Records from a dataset

--------

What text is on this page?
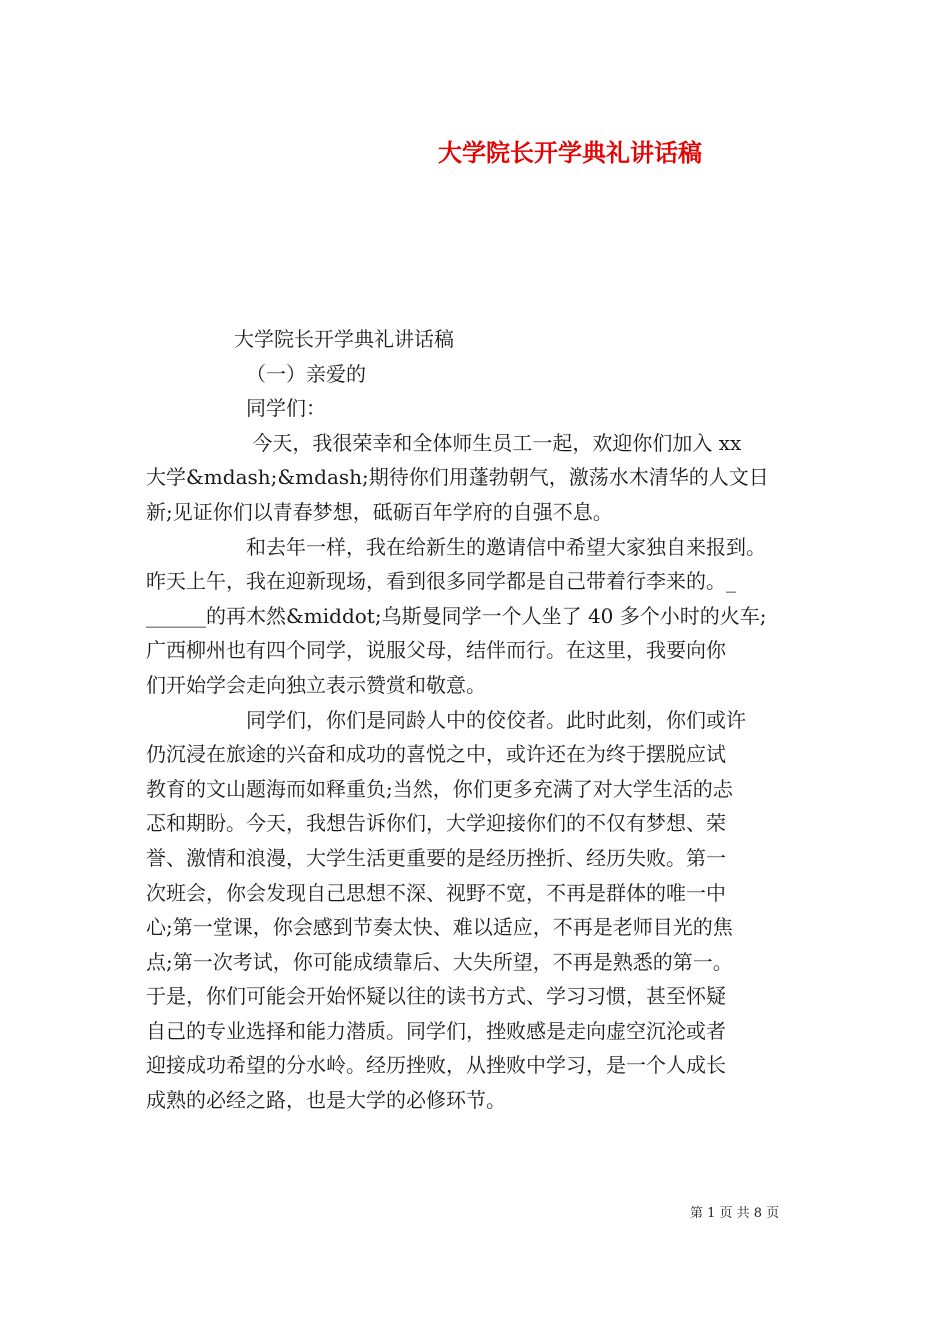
大学院长开学典礼讲话稿
大学院长开学典礼讲话稿
（一）亲爱的
同学们：
今天，我很荣幸和全体师生员工一起，欢迎你们加入 xx
大学&mdash;&mdash;期待你们用蓬勃朝气，激荡水木清华的人文日
新;见证你们以青春梦想，砥砺百年学府的自强不息。
和去年一样，我在给新生的邀请信中希望大家独自来报到。
昨天上午，我在迎新现场，看到很多同学都是自己带着行李来的。_
______的再木然&middot;乌斯曼同学一个人坐了 40 多个小时的火车;
广西柳州也有四个同学，说服父母，结伴而行。在这里，我要向你
们开始学会走向独立表示赞赏和敬意。
同学们，你们是同龄人中的佼佼者。此时此刻，你们或许
仍沉浸在旅途的兴奋和成功的喜悦之中，或许还在为终于摆脱应试
教育的文山题海而如释重负;当然，你们更多充满了对大学生活的忐
忑和期盼。今天，我想告诉你们，大学迎接你们的不仅有梦想、荣
誉、激情和浪漫，大学生活更重要的是经历挫折、经历失败。第一
次班会，你会发现自己思想不深、视野不宽，不再是群体的唯一中
心;第一堂课，你会感到节奏太快、难以适应，不再是老师目光的焦
点;第一次考试，你可能成绩靠后、大失所望，不再是熟悉的第一。
于是，你们可能会开始怀疑以往的读书方式、学习习惯，甚至怀疑
自己的专业选择和能力潜质。同学们，挫败感是走向虚空沉沦或者
迎接成功希望的分水岭。经历挫败，从挫败中学习，是一个人成长
成熟的必经之路，也是大学的必修环节。
第 1 页 共 8 页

--------

## What to do
Return each line exactly as written. Any picture gets left out.

## Written response
What text is on this page?
大学院长开学典礼讲话稿
大学院长开学典礼讲话稿
（一）亲爱的
同学们：
今天，我很荣幸和全体师生员工一起，欢迎你们加入 xx
大学&mdash;&mdash;期待你们用蓬勃朝气，激荡水木清华的人文日
新;见证你们以青春梦想，砥砺百年学府的自强不息。
和去年一样，我在给新生的邀请信中希望大家独自来报到。
昨天上午，我在迎新现场，看到很多同学都是自己带着行李来的。_
______的再木然&middot;乌斯曼同学一个人坐了 40 多个小时的火车;
广西柳州也有四个同学，说服父母，结伴而行。在这里，我要向你
们开始学会走向独立表示赞赏和敬意。
同学们，你们是同龄人中的佼佼者。此时此刻，你们或许
仍沉浸在旅途的兴奋和成功的喜悦之中，或许还在为终于摆脱应试
教育的文山题海而如释重负;当然，你们更多充满了对大学生活的忐
忑和期盼。今天，我想告诉你们，大学迎接你们的不仅有梦想、荣
誉、激情和浪漫，大学生活更重要的是经历挫折、经历失败。第一
次班会，你会发现自己思想不深、视野不宽，不再是群体的唯一中
心;第一堂课，你会感到节奏太快、难以适应，不再是老师目光的焦
点;第一次考试，你可能成绩靠后、大失所望，不再是熟悉的第一。
于是，你们可能会开始怀疑以往的读书方式、学习习惯，甚至怀疑
自己的专业选择和能力潜质。同学们，挫败感是走向虚空沉沦或者
迎接成功希望的分水岭。经历挫败，从挫败中学习，是一个人成长
成熟的必经之路，也是大学的必修环节。
第 1 页 共 8 页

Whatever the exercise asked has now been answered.